Which lines in the records below contain the word "tête"? Copy each one out.

GIVEN DATA:
★ ★ ★ ★

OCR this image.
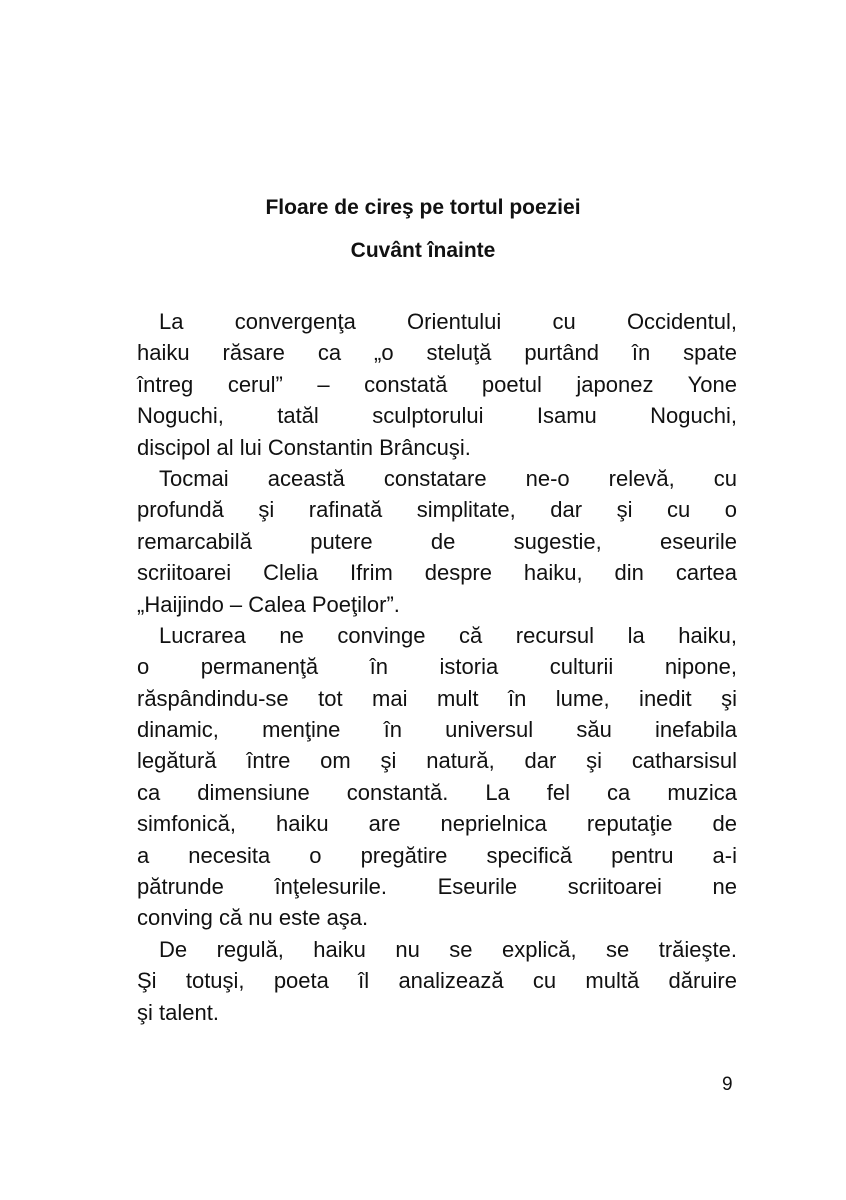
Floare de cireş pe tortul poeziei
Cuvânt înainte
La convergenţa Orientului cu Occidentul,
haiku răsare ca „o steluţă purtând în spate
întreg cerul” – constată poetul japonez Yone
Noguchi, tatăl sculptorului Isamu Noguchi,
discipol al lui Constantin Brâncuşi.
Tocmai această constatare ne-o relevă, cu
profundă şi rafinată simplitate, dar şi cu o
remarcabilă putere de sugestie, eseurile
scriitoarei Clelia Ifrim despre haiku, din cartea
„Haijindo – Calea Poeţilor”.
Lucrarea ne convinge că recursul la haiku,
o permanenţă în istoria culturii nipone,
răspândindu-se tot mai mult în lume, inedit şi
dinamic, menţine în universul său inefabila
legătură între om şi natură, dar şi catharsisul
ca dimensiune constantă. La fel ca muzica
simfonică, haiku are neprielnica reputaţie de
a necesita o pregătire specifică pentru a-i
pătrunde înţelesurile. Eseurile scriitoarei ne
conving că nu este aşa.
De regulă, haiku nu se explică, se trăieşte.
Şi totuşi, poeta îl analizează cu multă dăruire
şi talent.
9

★ ★ ★ ★

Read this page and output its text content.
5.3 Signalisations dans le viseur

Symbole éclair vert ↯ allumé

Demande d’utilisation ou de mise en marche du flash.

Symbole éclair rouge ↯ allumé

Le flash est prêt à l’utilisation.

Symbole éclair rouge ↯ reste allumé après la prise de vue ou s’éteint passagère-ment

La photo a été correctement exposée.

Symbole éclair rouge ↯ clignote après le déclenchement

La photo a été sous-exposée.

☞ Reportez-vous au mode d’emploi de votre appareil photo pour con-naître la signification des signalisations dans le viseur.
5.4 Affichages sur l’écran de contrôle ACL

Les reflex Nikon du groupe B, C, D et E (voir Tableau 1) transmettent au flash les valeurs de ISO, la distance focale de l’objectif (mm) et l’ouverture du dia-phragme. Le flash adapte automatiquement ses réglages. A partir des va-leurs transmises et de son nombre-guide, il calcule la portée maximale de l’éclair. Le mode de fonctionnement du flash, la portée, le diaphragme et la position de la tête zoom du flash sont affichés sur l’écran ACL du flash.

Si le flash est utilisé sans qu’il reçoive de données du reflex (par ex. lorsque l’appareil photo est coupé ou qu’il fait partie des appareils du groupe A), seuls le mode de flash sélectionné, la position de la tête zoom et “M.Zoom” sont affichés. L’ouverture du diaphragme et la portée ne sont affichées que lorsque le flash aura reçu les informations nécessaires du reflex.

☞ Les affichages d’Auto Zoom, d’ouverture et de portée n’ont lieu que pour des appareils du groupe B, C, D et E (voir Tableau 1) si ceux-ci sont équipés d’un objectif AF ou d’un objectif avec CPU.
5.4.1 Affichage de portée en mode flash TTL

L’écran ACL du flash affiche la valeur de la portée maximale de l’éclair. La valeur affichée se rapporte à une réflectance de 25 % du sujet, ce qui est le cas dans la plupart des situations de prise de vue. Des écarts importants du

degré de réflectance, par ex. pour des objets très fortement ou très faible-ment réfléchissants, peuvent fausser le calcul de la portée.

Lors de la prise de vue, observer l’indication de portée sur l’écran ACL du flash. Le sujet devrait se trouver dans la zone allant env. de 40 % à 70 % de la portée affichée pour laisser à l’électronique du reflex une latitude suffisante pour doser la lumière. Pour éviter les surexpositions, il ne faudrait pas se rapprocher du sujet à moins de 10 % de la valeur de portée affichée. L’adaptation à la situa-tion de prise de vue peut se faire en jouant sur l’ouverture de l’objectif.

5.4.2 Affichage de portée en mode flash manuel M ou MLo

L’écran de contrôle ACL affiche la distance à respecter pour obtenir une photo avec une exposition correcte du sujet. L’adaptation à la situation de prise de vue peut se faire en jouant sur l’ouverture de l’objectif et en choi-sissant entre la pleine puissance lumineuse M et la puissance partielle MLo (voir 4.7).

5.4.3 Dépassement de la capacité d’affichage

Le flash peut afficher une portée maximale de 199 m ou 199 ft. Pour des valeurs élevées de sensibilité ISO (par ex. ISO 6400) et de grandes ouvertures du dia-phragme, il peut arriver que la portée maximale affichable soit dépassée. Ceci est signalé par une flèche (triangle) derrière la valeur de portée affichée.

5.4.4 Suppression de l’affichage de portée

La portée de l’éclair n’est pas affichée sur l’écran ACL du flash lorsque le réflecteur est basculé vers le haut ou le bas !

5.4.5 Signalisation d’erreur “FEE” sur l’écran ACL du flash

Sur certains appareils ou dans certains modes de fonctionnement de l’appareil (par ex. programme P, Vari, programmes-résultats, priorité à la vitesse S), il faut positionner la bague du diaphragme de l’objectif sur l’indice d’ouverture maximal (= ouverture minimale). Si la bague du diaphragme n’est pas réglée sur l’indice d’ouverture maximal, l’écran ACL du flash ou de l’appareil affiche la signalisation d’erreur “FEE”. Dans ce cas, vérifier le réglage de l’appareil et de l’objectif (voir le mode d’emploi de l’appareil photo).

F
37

★ ★ ★ ★

ANSWER TO THE TASK:
Les reflex Nikon du groupe B, C, D et E (voir Tableau 1) transmettent au flash les valeurs de ISO, la distance focale de l’objectif (mm) et l’ouverture du dia-phragme. Le flash adapte automatiquement ses réglages. A partir des va-leurs transmises et de son nombre-guide, il calcule la portée maximale de l’éclair. Le mode de fonctionnement du flash, la portée, le diaphragme et la position de la tête zoom du flash sont affichés sur l’écran ACL du flash.
Si le flash est utilisé sans qu’il reçoive de données du reflex (par ex. lorsque l’appareil photo est coupé ou qu’il fait partie des appareils du groupe A), seuls le mode de flash sélectionné, la position de la tête zoom et “M.Zoom” sont affichés. L’ouverture du diaphragme et la portée ne sont affichées que lorsque le flash aura reçu les informations nécessaires du reflex.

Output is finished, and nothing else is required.